── Provided data ──

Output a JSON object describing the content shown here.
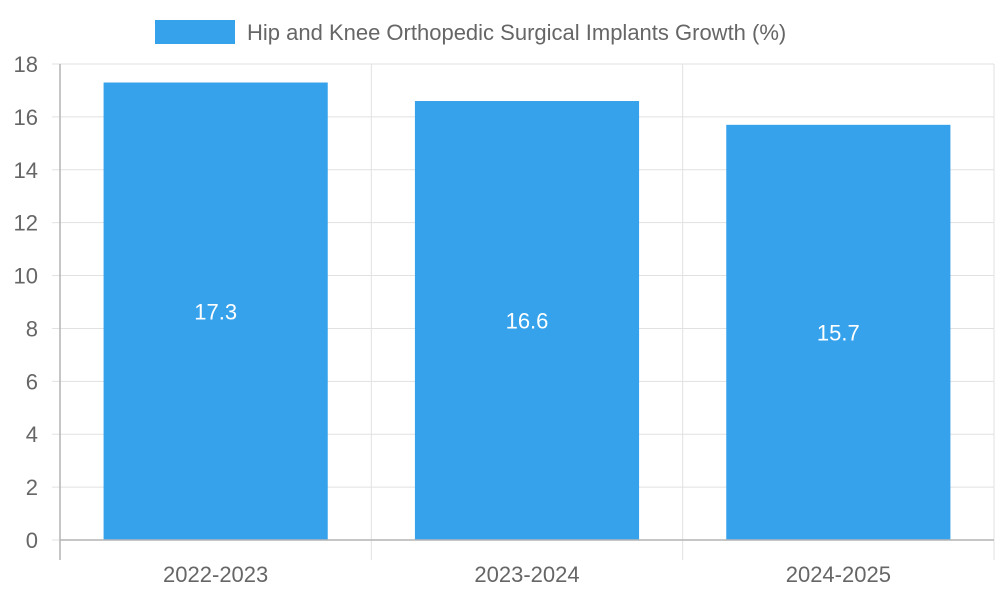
{
  "chart_data": {
    "type": "bar",
    "categories": [
      "2022-2023",
      "2023-2024",
      "2024-2025"
    ],
    "series": [
      {
        "name": "Hip and Knee Orthopedic Surgical Implants Growth (%)",
        "values": [
          17.3,
          16.6,
          15.7
        ],
        "data_labels": [
          "17.3",
          "16.6",
          "15.7"
        ],
        "color": "#36a2eb"
      }
    ],
    "ylim": [
      0,
      18
    ],
    "yticks": [
      0,
      2,
      4,
      6,
      8,
      10,
      12,
      14,
      16,
      18
    ],
    "ytick_labels": [
      "0",
      "2",
      "4",
      "6",
      "8",
      "10",
      "12",
      "14",
      "16",
      "18"
    ],
    "grid": true,
    "legend_position": "top-center",
    "title": "",
    "xlabel": "",
    "ylabel": ""
  }
}
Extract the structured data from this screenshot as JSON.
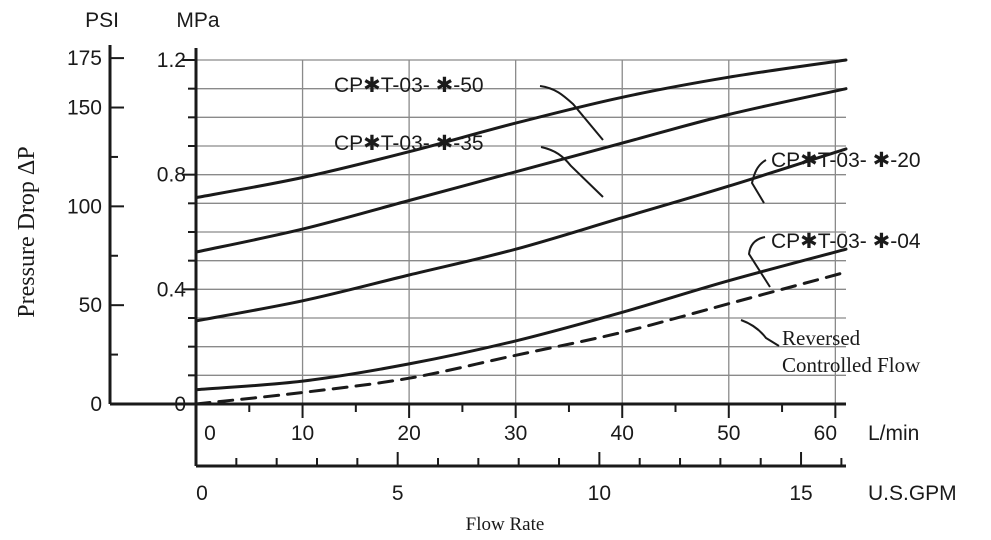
{
  "chart_data": {
    "type": "line",
    "title": "",
    "xlabel": "Flow Rate",
    "ylabel": "Pressure Drop ΔP",
    "x_unit_primary": "L/min",
    "x_unit_secondary": "U.S.GPM",
    "y_unit_primary": "MPa",
    "y_unit_secondary": "PSI",
    "xlim": [
      0,
      61
    ],
    "ylim": [
      0,
      1.2
    ],
    "x_ticks": [
      "0",
      "10",
      "20",
      "30",
      "40",
      "50",
      "60"
    ],
    "x_ticks_gpm": [
      "0",
      "5",
      "10",
      "15"
    ],
    "y_ticks_mpa": [
      "0",
      "0.4",
      "0.8",
      "1.2"
    ],
    "y_ticks_psi": [
      "0",
      "50",
      "100",
      "150",
      "175"
    ],
    "grid": true,
    "series": [
      {
        "name": "CP✱T-03- ✱-50",
        "style": "solid",
        "x": [
          0,
          10,
          20,
          30,
          40,
          50,
          61
        ],
        "y": [
          0.72,
          0.79,
          0.88,
          0.98,
          1.07,
          1.14,
          1.2
        ]
      },
      {
        "name": "CP✱T-03- ✱-35",
        "style": "solid",
        "x": [
          0,
          10,
          20,
          30,
          40,
          50,
          61
        ],
        "y": [
          0.53,
          0.61,
          0.71,
          0.81,
          0.91,
          1.01,
          1.1
        ]
      },
      {
        "name": "CP✱T-03- ✱-20",
        "style": "solid",
        "x": [
          0,
          10,
          20,
          30,
          40,
          50,
          61
        ],
        "y": [
          0.29,
          0.36,
          0.45,
          0.54,
          0.65,
          0.76,
          0.89
        ]
      },
      {
        "name": "CP✱T-03- ✱-04",
        "style": "solid",
        "x": [
          0,
          10,
          20,
          30,
          40,
          50,
          61
        ],
        "y": [
          0.05,
          0.08,
          0.14,
          0.22,
          0.32,
          0.43,
          0.54
        ]
      },
      {
        "name": "Reversed Controlled Flow",
        "style": "dashed",
        "x": [
          0,
          10,
          20,
          30,
          40,
          50,
          61
        ],
        "y": [
          0.0,
          0.04,
          0.09,
          0.17,
          0.25,
          0.35,
          0.46
        ]
      }
    ]
  }
}
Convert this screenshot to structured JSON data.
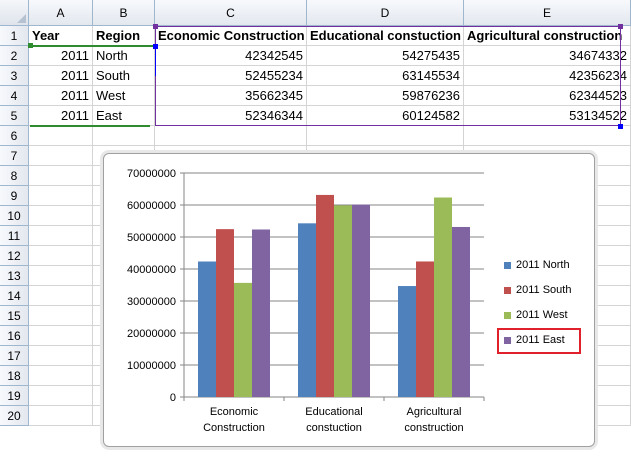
{
  "columns": [
    "A",
    "B",
    "C",
    "D",
    "E"
  ],
  "rows": [
    "1",
    "2",
    "3",
    "4",
    "5",
    "6",
    "7",
    "8",
    "9",
    "10",
    "11",
    "12",
    "13",
    "14",
    "15",
    "16",
    "17",
    "18",
    "19",
    "20"
  ],
  "table": {
    "header": [
      "Year",
      "Region",
      "Economic Construction",
      "Educational constuction",
      "Agricultural construction"
    ],
    "data": [
      [
        "2011",
        "North",
        "42342545",
        "54275435",
        "34674332"
      ],
      [
        "2011",
        "South",
        "52455234",
        "63145534",
        "42356234"
      ],
      [
        "2011",
        "West",
        "35662345",
        "59876236",
        "62344523"
      ],
      [
        "2011",
        "East",
        "52346344",
        "60124582",
        "53134522"
      ]
    ]
  },
  "colors": {
    "north": "#4f81bd",
    "south": "#c0504d",
    "west": "#9bbb59",
    "east": "#8064a2",
    "highlight": "#e0202a"
  },
  "chart_data": {
    "type": "bar",
    "categories": [
      "Economic Construction",
      "Educational constuction",
      "Agricultural construction"
    ],
    "category_lines": [
      [
        "Economic",
        "Construction"
      ],
      [
        "Educational",
        "constuction"
      ],
      [
        "Agricultural",
        "construction"
      ]
    ],
    "series": [
      {
        "name": "2011 North",
        "values": [
          42342545,
          54275435,
          34674332
        ]
      },
      {
        "name": "2011 South",
        "values": [
          52455234,
          63145534,
          42356234
        ]
      },
      {
        "name": "2011 West",
        "values": [
          35662345,
          59876236,
          62344523
        ]
      },
      {
        "name": "2011 East",
        "values": [
          52346344,
          60124582,
          53134522
        ]
      }
    ],
    "ylim": [
      0,
      70000000
    ],
    "yticks": [
      "0",
      "10000000",
      "20000000",
      "30000000",
      "40000000",
      "50000000",
      "60000000",
      "70000000"
    ],
    "grid": true,
    "legend": "right",
    "highlighted_legend": "2011 East"
  }
}
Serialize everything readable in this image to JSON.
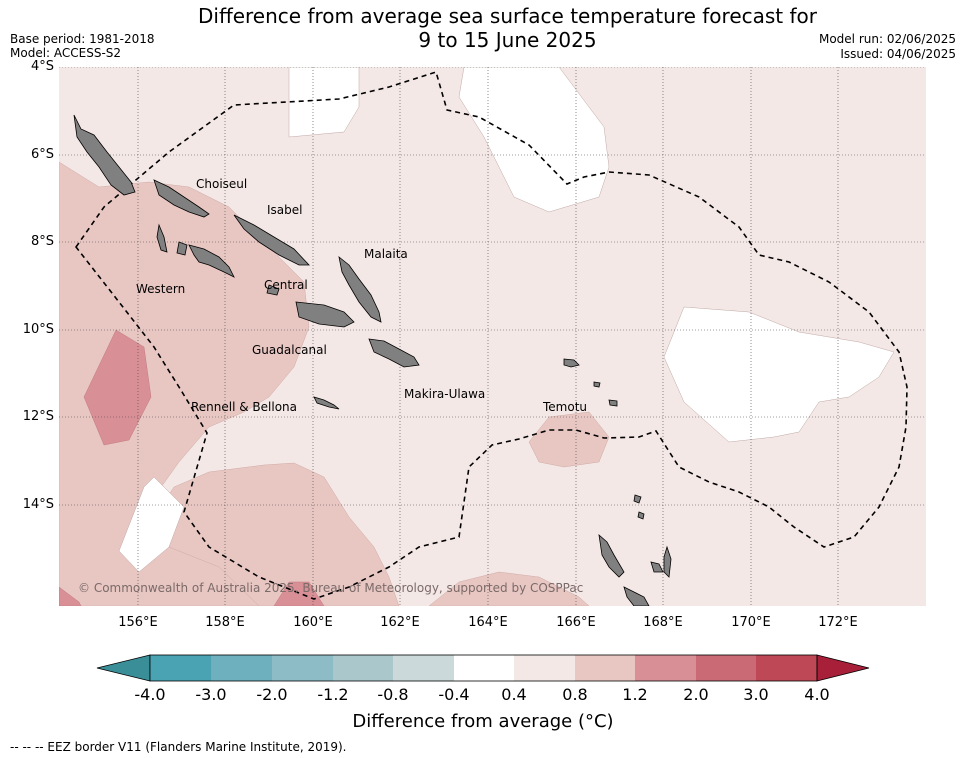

───

▶ [Task description] Reproduce the full listing faithfully, but do not carry over any pictures.

▶ [Solved problem]
Output a JSON object describing the content shown here.
{
  "chart_data": {
    "type": "bar",
    "categories": [
      "2022-2023",
      "2023-2024",
      "2024-2025"
    ],
    "series": [
      {
        "name": "Hip and Knee Orthopedic Surgical Implants Growth (%)",
        "values": [
          17.3,
          16.6,
          15.7
        ],
        "data_labels": [
          "17.3",
          "16.6",
          "15.7"
        ],
        "color": "#36a2eb"
      }
    ],
    "ylim": [
      0,
      18
    ],
    "yticks": [
      0,
      2,
      4,
      6,
      8,
      10,
      12,
      14,
      16,
      18
    ],
    "ytick_labels": [
      "0",
      "2",
      "4",
      "6",
      "8",
      "10",
      "12",
      "14",
      "16",
      "18"
    ],
    "grid": true,
    "legend_position": "top-center",
    "title": "",
    "xlabel": "",
    "ylabel": ""
  }
}
Extract the structured data from this screenshot as JSON.
{
  "chart_data": {
    "type": "line",
    "title": "",
    "xlabel": "Flow Rate",
    "ylabel": "Pressure Drop ΔP",
    "x_unit_primary": "L/min",
    "x_unit_secondary": "U.S.GPM",
    "y_unit_primary": "MPa",
    "y_unit_secondary": "PSI",
    "xlim": [
      0,
      61
    ],
    "ylim": [
      0,
      1.2
    ],
    "x_ticks": [
      "0",
      "10",
      "20",
      "30",
      "40",
      "50",
      "60"
    ],
    "x_ticks_gpm": [
      "0",
      "5",
      "10",
      "15"
    ],
    "y_ticks_mpa": [
      "0",
      "0.4",
      "0.8",
      "1.2"
    ],
    "y_ticks_psi": [
      "0",
      "50",
      "100",
      "150",
      "175"
    ],
    "grid": true,
    "series": [
      {
        "name": "CP✱T-03- ✱-50",
        "style": "solid",
        "x": [
          0,
          10,
          20,
          30,
          40,
          50,
          61
        ],
        "y": [
          0.72,
          0.79,
          0.88,
          0.98,
          1.07,
          1.14,
          1.2
        ]
      },
      {
        "name": "CP✱T-03- ✱-35",
        "style": "solid",
        "x": [
          0,
          10,
          20,
          30,
          40,
          50,
          61
        ],
        "y": [
          0.53,
          0.61,
          0.71,
          0.81,
          0.91,
          1.01,
          1.1
        ]
      },
      {
        "name": "CP✱T-03- ✱-20",
        "style": "solid",
        "x": [
          0,
          10,
          20,
          30,
          40,
          50,
          61
        ],
        "y": [
          0.29,
          0.36,
          0.45,
          0.54,
          0.65,
          0.76,
          0.89
        ]
      },
      {
        "name": "CP✱T-03- ✱-04",
        "style": "solid",
        "x": [
          0,
          10,
          20,
          30,
          40,
          50,
          61
        ],
        "y": [
          0.05,
          0.08,
          0.14,
          0.22,
          0.32,
          0.43,
          0.54
        ]
      },
      {
        "name": "Reversed Controlled Flow",
        "style": "dashed",
        "x": [
          0,
          10,
          20,
          30,
          40,
          50,
          61
        ],
        "y": [
          0.0,
          0.04,
          0.09,
          0.17,
          0.25,
          0.35,
          0.46
        ]
      }
    ]
  }
}
Convert this screenshot to structured JSON data.
{
  "columns": [
    "A",
    "B",
    "C",
    "D",
    "E"
  ],
  "rows": [
    "1",
    "2",
    "3",
    "4",
    "5",
    "6",
    "7",
    "8",
    "9",
    "10",
    "11",
    "12",
    "13",
    "14",
    "15",
    "16",
    "17",
    "18",
    "19",
    "20"
  ],
  "table": {
    "header": [
      "Year",
      "Region",
      "Economic Construction",
      "Educational constuction",
      "Agricultural construction"
    ],
    "data": [
      [
        "2011",
        "North",
        "42342545",
        "54275435",
        "34674332"
      ],
      [
        "2011",
        "South",
        "52455234",
        "63145534",
        "42356234"
      ],
      [
        "2011",
        "West",
        "35662345",
        "59876236",
        "62344523"
      ],
      [
        "2011",
        "East",
        "52346344",
        "60124582",
        "53134522"
      ]
    ]
  },
  "colors": {
    "north": "#4f81bd",
    "south": "#c0504d",
    "west": "#9bbb59",
    "east": "#8064a2",
    "highlight": "#e0202a"
  },
  "chart_data": {
    "type": "bar",
    "categories": [
      "Economic Construction",
      "Educational constuction",
      "Agricultural construction"
    ],
    "category_lines": [
      [
        "Economic",
        "Construction"
      ],
      [
        "Educational",
        "constuction"
      ],
      [
        "Agricultural",
        "construction"
      ]
    ],
    "series": [
      {
        "name": "2011 North",
        "values": [
          42342545,
          54275435,
          34674332
        ]
      },
      {
        "name": "2011 South",
        "values": [
          52455234,
          63145534,
          42356234
        ]
      },
      {
        "name": "2011 West",
        "values": [
          35662345,
          59876236,
          62344523
        ]
      },
      {
        "name": "2011 East",
        "values": [
          52346344,
          60124582,
          53134522
        ]
      }
    ],
    "ylim": [
      0,
      70000000
    ],
    "yticks": [
      "0",
      "10000000",
      "20000000",
      "30000000",
      "40000000",
      "50000000",
      "60000000",
      "70000000"
    ],
    "grid": true,
    "legend": "right",
    "highlighted_legend": "2011 East"
  }
}
Serialize everything readable in this image to JSON.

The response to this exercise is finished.